_WRITTEN PROBLEM:_
Copy out all the data, word for word.

_DATA TO USE:_
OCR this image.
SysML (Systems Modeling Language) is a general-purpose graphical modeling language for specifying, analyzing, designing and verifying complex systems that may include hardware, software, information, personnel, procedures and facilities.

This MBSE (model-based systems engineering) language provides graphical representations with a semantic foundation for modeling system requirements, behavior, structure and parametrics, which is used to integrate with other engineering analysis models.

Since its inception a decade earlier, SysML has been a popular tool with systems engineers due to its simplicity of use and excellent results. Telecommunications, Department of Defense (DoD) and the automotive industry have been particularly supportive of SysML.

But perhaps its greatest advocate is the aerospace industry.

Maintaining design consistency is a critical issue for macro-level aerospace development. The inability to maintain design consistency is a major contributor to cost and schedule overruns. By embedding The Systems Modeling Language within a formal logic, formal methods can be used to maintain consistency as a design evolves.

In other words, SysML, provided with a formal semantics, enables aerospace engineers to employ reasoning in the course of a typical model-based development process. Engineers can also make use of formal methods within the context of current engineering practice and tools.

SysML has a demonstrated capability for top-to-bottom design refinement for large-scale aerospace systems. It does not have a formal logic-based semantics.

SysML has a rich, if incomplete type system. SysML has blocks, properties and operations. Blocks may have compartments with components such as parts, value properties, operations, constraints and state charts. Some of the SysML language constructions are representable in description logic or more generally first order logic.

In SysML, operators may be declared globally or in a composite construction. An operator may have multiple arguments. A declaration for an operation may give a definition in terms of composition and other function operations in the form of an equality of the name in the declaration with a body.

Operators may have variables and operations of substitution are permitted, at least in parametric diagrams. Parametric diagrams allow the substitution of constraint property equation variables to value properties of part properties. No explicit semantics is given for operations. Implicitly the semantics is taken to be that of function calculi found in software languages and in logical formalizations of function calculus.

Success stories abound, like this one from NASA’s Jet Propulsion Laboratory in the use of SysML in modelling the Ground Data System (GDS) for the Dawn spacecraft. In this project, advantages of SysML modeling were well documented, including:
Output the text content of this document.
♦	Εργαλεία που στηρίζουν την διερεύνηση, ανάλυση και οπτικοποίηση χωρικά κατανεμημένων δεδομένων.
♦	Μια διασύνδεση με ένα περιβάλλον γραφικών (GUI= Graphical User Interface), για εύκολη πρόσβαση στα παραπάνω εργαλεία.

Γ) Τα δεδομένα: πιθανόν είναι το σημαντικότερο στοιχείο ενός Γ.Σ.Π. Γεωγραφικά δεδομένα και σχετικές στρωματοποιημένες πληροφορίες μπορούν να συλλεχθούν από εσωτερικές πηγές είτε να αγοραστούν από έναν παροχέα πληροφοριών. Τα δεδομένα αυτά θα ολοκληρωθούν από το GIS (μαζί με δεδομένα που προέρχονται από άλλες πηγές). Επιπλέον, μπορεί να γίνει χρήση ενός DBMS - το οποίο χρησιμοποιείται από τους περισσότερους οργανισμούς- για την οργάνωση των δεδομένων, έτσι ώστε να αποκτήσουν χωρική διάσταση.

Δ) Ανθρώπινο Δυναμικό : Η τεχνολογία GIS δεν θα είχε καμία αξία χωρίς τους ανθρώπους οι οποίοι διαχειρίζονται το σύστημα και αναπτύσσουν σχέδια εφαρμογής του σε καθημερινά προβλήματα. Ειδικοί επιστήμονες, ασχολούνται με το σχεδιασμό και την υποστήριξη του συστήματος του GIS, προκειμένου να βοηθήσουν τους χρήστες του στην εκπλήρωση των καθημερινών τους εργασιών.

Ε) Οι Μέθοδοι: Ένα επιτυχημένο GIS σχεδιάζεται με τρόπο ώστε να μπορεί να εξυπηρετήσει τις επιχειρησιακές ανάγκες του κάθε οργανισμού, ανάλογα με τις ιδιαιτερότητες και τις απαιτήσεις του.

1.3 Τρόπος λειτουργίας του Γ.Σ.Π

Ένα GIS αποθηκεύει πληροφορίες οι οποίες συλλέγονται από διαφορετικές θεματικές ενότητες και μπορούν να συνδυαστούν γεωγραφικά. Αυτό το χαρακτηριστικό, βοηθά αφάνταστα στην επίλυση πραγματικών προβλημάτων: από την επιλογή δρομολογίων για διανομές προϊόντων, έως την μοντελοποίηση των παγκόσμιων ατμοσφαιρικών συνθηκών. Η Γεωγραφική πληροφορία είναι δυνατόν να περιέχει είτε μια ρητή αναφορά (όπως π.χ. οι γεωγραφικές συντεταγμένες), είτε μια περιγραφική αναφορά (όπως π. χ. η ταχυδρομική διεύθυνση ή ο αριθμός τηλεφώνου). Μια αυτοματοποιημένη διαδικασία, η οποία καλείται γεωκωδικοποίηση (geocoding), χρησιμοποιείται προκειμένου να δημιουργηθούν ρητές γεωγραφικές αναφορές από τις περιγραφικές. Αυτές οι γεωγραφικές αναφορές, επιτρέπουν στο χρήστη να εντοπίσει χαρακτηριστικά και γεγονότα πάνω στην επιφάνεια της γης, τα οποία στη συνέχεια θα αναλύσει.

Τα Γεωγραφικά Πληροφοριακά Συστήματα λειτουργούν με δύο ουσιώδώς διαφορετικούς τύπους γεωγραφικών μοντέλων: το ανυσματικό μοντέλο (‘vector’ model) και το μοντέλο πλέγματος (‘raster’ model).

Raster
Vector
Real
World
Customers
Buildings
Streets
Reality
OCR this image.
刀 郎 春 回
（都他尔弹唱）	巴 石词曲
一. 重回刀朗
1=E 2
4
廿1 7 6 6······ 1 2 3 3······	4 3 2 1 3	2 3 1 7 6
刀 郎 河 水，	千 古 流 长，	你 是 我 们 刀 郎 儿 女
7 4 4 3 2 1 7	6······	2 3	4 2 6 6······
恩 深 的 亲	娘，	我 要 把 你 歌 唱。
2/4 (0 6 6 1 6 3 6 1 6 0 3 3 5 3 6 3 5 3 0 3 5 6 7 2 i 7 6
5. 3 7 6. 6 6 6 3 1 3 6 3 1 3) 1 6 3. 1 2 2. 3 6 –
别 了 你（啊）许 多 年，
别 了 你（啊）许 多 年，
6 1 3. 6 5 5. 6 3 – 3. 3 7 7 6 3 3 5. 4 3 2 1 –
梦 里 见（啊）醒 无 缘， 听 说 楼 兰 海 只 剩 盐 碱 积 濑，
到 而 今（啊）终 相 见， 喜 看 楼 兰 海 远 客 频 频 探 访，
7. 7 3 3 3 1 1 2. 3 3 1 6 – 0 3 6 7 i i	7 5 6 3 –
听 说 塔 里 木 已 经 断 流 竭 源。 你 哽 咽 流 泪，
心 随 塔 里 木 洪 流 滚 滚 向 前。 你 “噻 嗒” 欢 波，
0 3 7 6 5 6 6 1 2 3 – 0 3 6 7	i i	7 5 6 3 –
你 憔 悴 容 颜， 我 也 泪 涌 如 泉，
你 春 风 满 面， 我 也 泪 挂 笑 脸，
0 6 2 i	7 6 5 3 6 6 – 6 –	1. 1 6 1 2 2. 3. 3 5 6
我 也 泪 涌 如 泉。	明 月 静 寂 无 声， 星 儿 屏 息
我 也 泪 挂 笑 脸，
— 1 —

_SOLUTION BELOW:_
OCR this image.
SysML (Systems Modeling Language) is a general-purpose graphical modeling language for specifying, analyzing, designing and verifying complex systems that may include hardware, software, information, personnel, procedures and facilities.

This MBSE (model-based systems engineering) language provides graphical representations with a semantic foundation for modeling system requirements, behavior, structure and parametrics, which is used to integrate with other engineering analysis models.

Since its inception a decade earlier, SysML has been a popular tool with systems engineers due to its simplicity of use and excellent results. Telecommunications, Department of Defense (DoD) and the automotive industry have been particularly supportive of SysML.

But perhaps its greatest advocate is the aerospace industry.

Maintaining design consistency is a critical issue for macro-level aerospace development. The inability to maintain design consistency is a major contributor to cost and schedule overruns. By embedding The Systems Modeling Language within a formal logic, formal methods can be used to maintain consistency as a design evolves.

In other words, SysML, provided with a formal semantics, enables aerospace engineers to employ reasoning in the course of a typical model-based development process. Engineers can also make use of formal methods within the context of current engineering practice and tools.

SysML has a demonstrated capability for top-to-bottom design refinement for large-scale aerospace systems. It does not have a formal logic-based semantics.

SysML has a rich, if incomplete type system. SysML has blocks, properties and operations. Blocks may have compartments with components such as parts, value properties, operations, constraints and state charts. Some of the SysML language constructions are representable in description logic or more generally first order logic.

In SysML, operators may be declared globally or in a composite construction. An operator may have multiple arguments. A declaration for an operation may give a definition in terms of composition and other function operations in the form of an equality of the name in the declaration with a body.

Operators may have variables and operations of substitution are permitted, at least in parametric diagrams. Parametric diagrams allow the substitution of constraint property equation variables to value properties of part properties. No explicit semantics is given for operations. Implicitly the semantics is taken to be that of function calculi found in software languages and in logical formalizations of function calculus.

Success stories abound, like this one from NASA’s Jet Propulsion Laboratory in the use of SysML in modelling the Ground Data System (GDS) for the Dawn spacecraft. In this project, advantages of SysML modeling were well documented, including:
Output the text content of this document.
♦	Εργαλεία που στηρίζουν την διερεύνηση, ανάλυση και οπτικοποίηση χωρικά κατανεμημένων δεδομένων.
♦	Μια διασύνδεση με ένα περιβάλλον γραφικών (GUI= Graphical User Interface), για εύκολη πρόσβαση στα παραπάνω εργαλεία.

Γ) Τα δεδομένα: πιθανόν είναι το σημαντικότερο στοιχείο ενός Γ.Σ.Π. Γεωγραφικά δεδομένα και σχετικές στρωματοποιημένες πληροφορίες μπορούν να συλλεχθούν από εσωτερικές πηγές είτε να αγοραστούν από έναν παροχέα πληροφοριών. Τα δεδομένα αυτά θα ολοκληρωθούν από το GIS (μαζί με δεδομένα που προέρχονται από άλλες πηγές). Επιπλέον, μπορεί να γίνει χρήση ενός DBMS - το οποίο χρησιμοποιείται από τους περισσότερους οργανισμούς- για την οργάνωση των δεδομένων, έτσι ώστε να αποκτήσουν χωρική διάσταση.

Δ) Ανθρώπινο Δυναμικό : Η τεχνολογία GIS δεν θα είχε καμία αξία χωρίς τους ανθρώπους οι οποίοι διαχειρίζονται το σύστημα και αναπτύσσουν σχέδια εφαρμογής του σε καθημερινά προβλήματα. Ειδικοί επιστήμονες, ασχολούνται με το σχεδιασμό και την υποστήριξη του συστήματος του GIS, προκειμένου να βοηθήσουν τους χρήστες του στην εκπλήρωση των καθημερινών τους εργασιών.

Ε) Οι Μέθοδοι: Ένα επιτυχημένο GIS σχεδιάζεται με τρόπο ώστε να μπορεί να εξυπηρετήσει τις επιχειρησιακές ανάγκες του κάθε οργανισμού, ανάλογα με τις ιδιαιτερότητες και τις απαιτήσεις του.

1.3 Τρόπος λειτουργίας του Γ.Σ.Π

Ένα GIS αποθηκεύει πληροφορίες οι οποίες συλλέγονται από διαφορετικές θεματικές ενότητες και μπορούν να συνδυαστούν γεωγραφικά. Αυτό το χαρακτηριστικό, βοηθά αφάνταστα στην επίλυση πραγματικών προβλημάτων: από την επιλογή δρομολογίων για διανομές προϊόντων, έως την μοντελοποίηση των παγκόσμιων ατμοσφαιρικών συνθηκών. Η Γεωγραφική πληροφορία είναι δυνατόν να περιέχει είτε μια ρητή αναφορά (όπως π.χ. οι γεωγραφικές συντεταγμένες), είτε μια περιγραφική αναφορά (όπως π. χ. η ταχυδρομική διεύθυνση ή ο αριθμός τηλεφώνου). Μια αυτοματοποιημένη διαδικασία, η οποία καλείται γεωκωδικοποίηση (geocoding), χρησιμοποιείται προκειμένου να δημιουργηθούν ρητές γεωγραφικές αναφορές από τις περιγραφικές. Αυτές οι γεωγραφικές αναφορές, επιτρέπουν στο χρήστη να εντοπίσει χαρακτηριστικά και γεγονότα πάνω στην επιφάνεια της γης, τα οποία στη συνέχεια θα αναλύσει.

Τα Γεωγραφικά Πληροφοριακά Συστήματα λειτουργούν με δύο ουσιώδώς διαφορετικούς τύπους γεωγραφικών μοντέλων: το ανυσματικό μοντέλο (‘vector’ model) και το μοντέλο πλέγματος (‘raster’ model).

Raster
Vector
Real
World
Customers
Buildings
Streets
Reality
OCR this image.
刀 郎 春 回
（都他尔弹唱）	巴 石词曲
一. 重回刀朗
1=E 2
4
廿1 7 6 6······ 1 2 3 3······	4 3 2 1 3	2 3 1 7 6
刀 郎 河 水，	千 古 流 长，	你 是 我 们 刀 郎 儿 女
7 4 4 3 2 1 7	6······	2 3	4 2 6 6······
恩 深 的 亲	娘，	我 要 把 你 歌 唱。
2/4 (0 6 6 1 6 3 6 1 6 0 3 3 5 3 6 3 5 3 0 3 5 6 7 2 i 7 6
5. 3 7 6. 6 6 6 3 1 3 6 3 1 3) 1 6 3. 1 2 2. 3 6 –
别 了 你（啊）许 多 年，
别 了 你（啊）许 多 年，
6 1 3. 6 5 5. 6 3 – 3. 3 7 7 6 3 3 5. 4 3 2 1 –
梦 里 见（啊）醒 无 缘， 听 说 楼 兰 海 只 剩 盐 碱 积 濑，
到 而 今（啊）终 相 见， 喜 看 楼 兰 海 远 客 频 频 探 访，
7. 7 3 3 3 1 1 2. 3 3 1 6 – 0 3 6 7 i i	7 5 6 3 –
听 说 塔 里 木 已 经 断 流 竭 源。 你 哽 咽 流 泪，
心 随 塔 里 木 洪 流 滚 滚 向 前。 你 “噻 嗒” 欢 波，
0 3 7 6 5 6 6 1 2 3 – 0 3 6 7	i i	7 5 6 3 –
你 憔 悴 容 颜， 我 也 泪 涌 如 泉，
你 春 风 满 面， 我 也 泪 挂 笑 脸，
0 6 2 i	7 6 5 3 6 6 – 6 –	1. 1 6 1 2 2. 3. 3 5 6
我 也 泪 涌 如 泉。	明 月 静 寂 无 声， 星 儿 屏 息
我 也 泪 挂 笑 脸，
— 1 —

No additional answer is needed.